To do:
Pick out each line of the records that includes the string "programming", and copy it.

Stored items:
- - - - -

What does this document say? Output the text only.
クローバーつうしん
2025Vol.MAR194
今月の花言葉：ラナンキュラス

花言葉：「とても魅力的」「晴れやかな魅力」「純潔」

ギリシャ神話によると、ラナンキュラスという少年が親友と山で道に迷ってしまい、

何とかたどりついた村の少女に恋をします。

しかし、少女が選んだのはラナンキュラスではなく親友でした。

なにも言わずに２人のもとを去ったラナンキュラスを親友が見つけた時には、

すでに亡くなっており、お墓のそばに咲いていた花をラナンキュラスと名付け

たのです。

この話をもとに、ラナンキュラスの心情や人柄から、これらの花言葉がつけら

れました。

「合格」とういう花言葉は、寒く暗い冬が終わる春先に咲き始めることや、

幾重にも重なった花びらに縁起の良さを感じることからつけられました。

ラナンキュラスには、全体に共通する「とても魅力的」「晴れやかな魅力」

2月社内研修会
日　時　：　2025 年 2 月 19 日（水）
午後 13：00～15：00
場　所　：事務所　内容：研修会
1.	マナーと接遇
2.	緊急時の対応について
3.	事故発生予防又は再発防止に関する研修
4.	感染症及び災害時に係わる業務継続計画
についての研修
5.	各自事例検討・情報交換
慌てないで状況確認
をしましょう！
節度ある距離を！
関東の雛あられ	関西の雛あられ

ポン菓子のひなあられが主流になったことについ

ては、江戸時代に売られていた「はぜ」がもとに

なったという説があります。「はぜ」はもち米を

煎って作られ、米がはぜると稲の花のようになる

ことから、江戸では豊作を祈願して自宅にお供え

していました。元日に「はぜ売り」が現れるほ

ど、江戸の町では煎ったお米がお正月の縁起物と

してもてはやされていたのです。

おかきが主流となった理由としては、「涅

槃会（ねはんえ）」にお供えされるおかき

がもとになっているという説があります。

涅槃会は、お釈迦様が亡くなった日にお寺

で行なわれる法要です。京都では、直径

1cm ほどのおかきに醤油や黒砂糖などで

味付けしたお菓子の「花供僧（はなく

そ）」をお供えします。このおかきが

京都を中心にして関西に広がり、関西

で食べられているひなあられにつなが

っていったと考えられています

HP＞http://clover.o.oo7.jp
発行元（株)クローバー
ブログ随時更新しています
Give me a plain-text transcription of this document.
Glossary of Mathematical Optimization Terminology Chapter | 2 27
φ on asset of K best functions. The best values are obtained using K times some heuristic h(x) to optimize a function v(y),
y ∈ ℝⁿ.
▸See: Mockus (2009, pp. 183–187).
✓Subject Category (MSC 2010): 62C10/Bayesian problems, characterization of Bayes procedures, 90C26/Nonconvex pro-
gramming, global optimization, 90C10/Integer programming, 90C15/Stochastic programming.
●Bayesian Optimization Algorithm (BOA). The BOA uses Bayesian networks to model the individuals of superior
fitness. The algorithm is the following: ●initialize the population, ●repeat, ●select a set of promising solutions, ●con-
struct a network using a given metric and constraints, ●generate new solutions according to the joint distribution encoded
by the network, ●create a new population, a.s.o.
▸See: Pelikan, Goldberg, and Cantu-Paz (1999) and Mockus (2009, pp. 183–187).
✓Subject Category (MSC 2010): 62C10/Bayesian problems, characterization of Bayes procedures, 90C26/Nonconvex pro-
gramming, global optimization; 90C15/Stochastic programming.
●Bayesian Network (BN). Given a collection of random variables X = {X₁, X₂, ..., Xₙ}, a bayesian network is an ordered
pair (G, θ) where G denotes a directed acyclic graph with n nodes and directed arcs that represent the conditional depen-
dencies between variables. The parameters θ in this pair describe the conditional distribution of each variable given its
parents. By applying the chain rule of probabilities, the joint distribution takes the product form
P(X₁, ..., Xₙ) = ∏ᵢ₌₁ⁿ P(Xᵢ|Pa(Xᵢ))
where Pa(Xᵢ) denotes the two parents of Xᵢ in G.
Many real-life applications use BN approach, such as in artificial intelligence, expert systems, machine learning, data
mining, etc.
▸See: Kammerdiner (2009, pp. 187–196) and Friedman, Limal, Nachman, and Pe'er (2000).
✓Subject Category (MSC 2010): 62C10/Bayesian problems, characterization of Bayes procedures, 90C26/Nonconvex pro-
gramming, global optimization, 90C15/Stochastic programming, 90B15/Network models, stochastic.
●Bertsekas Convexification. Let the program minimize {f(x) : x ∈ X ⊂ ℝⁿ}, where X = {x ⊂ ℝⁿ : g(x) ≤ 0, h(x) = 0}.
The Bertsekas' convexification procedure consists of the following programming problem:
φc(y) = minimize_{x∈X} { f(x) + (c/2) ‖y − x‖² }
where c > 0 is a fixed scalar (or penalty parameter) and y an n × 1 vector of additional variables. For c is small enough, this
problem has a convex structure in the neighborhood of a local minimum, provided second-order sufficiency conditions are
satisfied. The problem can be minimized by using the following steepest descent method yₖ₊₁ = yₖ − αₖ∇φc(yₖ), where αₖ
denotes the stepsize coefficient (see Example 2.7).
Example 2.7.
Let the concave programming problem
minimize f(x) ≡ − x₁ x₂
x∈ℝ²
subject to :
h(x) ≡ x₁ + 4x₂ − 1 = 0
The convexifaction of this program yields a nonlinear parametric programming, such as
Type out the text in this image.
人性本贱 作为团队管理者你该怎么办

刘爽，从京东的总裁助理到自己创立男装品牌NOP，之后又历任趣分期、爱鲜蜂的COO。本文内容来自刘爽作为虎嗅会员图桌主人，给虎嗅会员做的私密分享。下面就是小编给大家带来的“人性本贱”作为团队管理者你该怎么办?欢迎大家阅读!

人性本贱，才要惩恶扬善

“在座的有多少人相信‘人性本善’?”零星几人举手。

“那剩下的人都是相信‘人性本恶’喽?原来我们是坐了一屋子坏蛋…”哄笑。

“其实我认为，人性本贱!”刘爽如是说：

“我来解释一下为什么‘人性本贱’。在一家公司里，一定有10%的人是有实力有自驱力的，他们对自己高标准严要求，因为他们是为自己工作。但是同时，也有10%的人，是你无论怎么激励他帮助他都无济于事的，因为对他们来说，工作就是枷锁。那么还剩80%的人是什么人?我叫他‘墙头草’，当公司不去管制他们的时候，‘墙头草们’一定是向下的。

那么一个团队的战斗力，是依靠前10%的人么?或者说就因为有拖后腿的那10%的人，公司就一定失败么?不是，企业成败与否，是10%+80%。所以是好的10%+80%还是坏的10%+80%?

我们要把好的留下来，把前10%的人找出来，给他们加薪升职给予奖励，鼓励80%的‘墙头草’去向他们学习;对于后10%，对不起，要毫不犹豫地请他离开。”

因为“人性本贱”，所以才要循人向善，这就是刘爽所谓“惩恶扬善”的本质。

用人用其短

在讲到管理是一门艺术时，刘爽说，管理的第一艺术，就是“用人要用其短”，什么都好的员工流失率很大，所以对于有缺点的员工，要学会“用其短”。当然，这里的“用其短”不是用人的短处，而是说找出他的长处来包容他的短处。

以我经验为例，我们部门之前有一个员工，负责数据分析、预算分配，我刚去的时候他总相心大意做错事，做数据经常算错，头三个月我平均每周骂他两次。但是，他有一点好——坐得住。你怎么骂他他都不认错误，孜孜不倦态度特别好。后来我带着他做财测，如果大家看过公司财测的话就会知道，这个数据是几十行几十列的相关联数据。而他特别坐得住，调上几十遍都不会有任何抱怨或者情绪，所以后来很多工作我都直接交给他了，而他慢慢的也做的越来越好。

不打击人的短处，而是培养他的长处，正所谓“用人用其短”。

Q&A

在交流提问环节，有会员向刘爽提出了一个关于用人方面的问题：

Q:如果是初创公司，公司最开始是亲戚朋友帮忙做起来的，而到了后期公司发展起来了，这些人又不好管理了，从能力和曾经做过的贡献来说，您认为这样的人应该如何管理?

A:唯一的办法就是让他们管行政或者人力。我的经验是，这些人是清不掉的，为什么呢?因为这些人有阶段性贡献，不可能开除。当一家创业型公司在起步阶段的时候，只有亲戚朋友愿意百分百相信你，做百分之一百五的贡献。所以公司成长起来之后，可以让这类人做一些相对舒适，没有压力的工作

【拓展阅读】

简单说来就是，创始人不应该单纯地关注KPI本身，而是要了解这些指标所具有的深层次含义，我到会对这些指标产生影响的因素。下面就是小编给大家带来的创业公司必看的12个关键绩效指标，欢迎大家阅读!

- - - - -

Problem solution:
gramming, global optimization, 90C10/Integer programming, 90C15/Stochastic programming.
gramming, global optimization; 90C15/Stochastic programming.
gramming, global optimization, 90C15/Stochastic programming, 90B15/Network models, stochastic.
The Bertsekas' convexification procedure consists of the following programming problem:
Let the concave programming problem
The convexifaction of this program yields a nonlinear parametric programming, such as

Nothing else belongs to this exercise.